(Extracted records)
• • •

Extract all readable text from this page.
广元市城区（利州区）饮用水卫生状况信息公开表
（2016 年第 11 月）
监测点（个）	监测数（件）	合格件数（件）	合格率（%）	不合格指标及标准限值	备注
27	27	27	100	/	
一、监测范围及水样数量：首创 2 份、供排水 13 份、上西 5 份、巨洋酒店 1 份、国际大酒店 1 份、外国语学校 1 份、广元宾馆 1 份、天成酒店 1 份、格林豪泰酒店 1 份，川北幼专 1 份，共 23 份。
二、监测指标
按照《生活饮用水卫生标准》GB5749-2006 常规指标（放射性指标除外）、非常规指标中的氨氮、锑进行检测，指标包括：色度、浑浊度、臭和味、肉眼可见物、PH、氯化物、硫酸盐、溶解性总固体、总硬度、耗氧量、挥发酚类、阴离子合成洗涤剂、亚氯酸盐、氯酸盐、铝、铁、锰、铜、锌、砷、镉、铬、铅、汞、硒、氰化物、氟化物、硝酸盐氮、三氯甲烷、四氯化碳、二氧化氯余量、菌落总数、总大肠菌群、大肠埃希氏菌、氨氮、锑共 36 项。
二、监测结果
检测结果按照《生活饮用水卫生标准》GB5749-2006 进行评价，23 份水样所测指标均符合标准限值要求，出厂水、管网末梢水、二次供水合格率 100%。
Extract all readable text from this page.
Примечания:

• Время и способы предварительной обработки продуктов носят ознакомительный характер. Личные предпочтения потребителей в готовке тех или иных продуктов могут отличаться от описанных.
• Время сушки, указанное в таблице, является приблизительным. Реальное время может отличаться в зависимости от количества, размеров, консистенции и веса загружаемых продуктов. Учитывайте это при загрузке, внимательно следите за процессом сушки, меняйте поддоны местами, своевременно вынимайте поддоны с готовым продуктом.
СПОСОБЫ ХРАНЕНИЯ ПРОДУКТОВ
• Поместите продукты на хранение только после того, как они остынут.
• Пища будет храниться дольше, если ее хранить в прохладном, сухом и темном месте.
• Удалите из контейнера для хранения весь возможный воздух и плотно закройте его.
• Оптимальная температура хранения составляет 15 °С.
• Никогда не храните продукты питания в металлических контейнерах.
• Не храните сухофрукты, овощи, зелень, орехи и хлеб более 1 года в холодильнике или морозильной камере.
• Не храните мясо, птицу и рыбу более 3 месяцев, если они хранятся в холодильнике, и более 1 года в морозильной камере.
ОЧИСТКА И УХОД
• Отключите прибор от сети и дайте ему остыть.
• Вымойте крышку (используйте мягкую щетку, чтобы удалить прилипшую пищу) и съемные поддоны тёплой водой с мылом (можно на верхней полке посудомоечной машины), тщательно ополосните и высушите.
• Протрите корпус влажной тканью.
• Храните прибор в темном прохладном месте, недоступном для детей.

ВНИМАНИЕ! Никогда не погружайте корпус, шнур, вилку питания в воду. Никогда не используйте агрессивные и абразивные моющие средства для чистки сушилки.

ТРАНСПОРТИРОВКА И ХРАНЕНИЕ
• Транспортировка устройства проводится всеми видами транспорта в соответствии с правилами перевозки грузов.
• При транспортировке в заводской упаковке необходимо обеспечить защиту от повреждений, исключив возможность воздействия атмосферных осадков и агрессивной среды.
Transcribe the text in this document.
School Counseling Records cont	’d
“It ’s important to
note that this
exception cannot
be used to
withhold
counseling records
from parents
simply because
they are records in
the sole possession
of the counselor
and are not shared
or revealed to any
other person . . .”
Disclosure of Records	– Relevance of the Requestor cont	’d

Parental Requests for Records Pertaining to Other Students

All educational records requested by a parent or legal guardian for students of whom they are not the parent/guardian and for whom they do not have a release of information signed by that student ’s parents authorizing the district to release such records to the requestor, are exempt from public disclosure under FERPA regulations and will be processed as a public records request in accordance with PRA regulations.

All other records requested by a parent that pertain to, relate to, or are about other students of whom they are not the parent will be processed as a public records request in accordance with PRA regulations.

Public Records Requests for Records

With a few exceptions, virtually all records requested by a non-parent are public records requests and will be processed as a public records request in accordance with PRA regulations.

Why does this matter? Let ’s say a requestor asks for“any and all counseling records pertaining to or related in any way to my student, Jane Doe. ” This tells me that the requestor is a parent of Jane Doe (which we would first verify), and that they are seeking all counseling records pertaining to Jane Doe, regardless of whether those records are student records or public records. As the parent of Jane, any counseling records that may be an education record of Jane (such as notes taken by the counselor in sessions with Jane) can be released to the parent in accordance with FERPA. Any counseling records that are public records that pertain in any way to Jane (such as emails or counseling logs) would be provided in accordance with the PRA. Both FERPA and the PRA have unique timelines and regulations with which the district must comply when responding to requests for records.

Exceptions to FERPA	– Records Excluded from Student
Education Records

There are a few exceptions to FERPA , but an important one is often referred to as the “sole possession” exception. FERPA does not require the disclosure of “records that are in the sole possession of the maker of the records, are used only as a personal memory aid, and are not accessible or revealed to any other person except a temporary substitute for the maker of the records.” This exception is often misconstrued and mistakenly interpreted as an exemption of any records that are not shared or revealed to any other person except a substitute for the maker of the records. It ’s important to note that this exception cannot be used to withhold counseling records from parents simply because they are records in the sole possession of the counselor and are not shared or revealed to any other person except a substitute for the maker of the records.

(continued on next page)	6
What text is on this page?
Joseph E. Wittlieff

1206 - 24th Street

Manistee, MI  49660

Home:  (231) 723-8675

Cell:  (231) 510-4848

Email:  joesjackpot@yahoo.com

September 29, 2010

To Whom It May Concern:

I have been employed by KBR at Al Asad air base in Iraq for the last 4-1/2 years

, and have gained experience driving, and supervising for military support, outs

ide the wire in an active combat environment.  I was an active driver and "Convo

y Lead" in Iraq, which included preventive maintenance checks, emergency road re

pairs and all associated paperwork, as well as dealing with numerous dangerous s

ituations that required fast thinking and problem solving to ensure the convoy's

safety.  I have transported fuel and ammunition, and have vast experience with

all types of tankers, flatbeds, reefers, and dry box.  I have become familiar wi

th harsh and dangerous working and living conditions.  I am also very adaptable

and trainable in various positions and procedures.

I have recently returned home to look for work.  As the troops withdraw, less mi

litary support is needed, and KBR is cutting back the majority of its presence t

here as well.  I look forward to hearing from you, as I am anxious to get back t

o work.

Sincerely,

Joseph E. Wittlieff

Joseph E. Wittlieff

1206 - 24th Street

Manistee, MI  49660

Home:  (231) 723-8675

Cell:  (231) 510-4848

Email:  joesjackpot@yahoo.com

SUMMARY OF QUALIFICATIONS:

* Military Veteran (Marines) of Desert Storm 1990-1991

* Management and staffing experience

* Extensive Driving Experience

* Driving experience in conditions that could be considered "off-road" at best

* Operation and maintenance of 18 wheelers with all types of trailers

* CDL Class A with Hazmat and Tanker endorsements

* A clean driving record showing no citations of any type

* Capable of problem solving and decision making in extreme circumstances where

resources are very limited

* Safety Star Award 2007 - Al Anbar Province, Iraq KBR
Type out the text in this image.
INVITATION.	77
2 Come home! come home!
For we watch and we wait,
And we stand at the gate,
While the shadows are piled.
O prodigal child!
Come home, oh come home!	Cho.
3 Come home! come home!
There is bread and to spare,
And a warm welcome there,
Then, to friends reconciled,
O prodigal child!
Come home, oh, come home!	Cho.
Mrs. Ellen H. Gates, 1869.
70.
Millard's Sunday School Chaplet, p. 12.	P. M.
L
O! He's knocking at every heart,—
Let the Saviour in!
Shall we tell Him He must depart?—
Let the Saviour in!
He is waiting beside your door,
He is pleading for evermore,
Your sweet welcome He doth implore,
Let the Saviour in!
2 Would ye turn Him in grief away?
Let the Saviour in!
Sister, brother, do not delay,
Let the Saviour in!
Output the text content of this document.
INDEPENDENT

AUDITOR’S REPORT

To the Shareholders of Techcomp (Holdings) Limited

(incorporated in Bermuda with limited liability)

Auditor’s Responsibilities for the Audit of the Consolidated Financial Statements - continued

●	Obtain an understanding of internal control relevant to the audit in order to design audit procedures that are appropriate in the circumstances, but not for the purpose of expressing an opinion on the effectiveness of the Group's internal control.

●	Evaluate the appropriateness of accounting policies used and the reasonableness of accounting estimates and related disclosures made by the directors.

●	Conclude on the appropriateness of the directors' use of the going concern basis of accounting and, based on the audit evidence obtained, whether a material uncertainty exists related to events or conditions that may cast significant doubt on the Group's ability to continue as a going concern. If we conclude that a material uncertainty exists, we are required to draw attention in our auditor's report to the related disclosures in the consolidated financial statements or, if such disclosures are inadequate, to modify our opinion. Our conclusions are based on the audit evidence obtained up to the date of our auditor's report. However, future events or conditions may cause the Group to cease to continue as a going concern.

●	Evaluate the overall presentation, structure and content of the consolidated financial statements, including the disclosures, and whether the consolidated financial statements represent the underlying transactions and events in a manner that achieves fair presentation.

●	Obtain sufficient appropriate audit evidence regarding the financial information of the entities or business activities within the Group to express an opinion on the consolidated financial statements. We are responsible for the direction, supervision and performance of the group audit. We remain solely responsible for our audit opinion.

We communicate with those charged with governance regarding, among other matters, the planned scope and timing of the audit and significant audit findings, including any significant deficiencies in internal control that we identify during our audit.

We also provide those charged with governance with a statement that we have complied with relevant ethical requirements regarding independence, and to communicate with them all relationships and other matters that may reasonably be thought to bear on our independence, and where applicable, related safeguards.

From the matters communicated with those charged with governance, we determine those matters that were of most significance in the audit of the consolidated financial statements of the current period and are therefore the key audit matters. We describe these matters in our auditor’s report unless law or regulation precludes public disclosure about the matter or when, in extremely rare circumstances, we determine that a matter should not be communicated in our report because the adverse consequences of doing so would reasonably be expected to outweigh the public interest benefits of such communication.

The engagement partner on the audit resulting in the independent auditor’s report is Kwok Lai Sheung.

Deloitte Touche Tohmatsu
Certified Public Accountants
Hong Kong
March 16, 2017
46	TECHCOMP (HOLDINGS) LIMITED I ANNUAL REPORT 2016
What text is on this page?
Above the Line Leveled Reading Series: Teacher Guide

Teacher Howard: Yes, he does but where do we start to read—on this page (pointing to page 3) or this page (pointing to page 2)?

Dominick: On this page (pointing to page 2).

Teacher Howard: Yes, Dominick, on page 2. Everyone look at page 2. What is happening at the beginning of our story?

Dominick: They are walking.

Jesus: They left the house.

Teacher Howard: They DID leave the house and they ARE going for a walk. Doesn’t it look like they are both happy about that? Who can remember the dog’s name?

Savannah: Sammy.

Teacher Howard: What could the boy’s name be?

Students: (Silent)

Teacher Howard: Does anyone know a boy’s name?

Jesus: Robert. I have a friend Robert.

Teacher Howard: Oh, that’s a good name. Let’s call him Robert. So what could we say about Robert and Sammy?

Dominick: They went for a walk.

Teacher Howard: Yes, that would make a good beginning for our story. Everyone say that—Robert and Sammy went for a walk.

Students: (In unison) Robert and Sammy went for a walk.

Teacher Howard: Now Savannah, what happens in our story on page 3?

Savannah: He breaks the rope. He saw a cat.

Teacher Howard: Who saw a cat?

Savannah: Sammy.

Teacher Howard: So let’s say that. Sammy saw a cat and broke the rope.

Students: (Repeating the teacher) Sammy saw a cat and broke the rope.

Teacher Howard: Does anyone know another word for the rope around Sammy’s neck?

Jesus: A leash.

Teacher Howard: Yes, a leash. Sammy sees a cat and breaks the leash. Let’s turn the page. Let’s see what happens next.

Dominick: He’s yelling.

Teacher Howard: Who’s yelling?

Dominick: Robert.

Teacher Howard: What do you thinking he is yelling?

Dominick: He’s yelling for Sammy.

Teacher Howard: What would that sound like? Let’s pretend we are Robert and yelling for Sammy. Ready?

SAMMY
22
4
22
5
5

• • •

### Task
Copy each line holding the word "thinking" from the listing above.

### Result of this exercise
ituations that required fast thinking and problem solving to ensure the convoy's
Teacher Howard: What do you thinking he is yelling?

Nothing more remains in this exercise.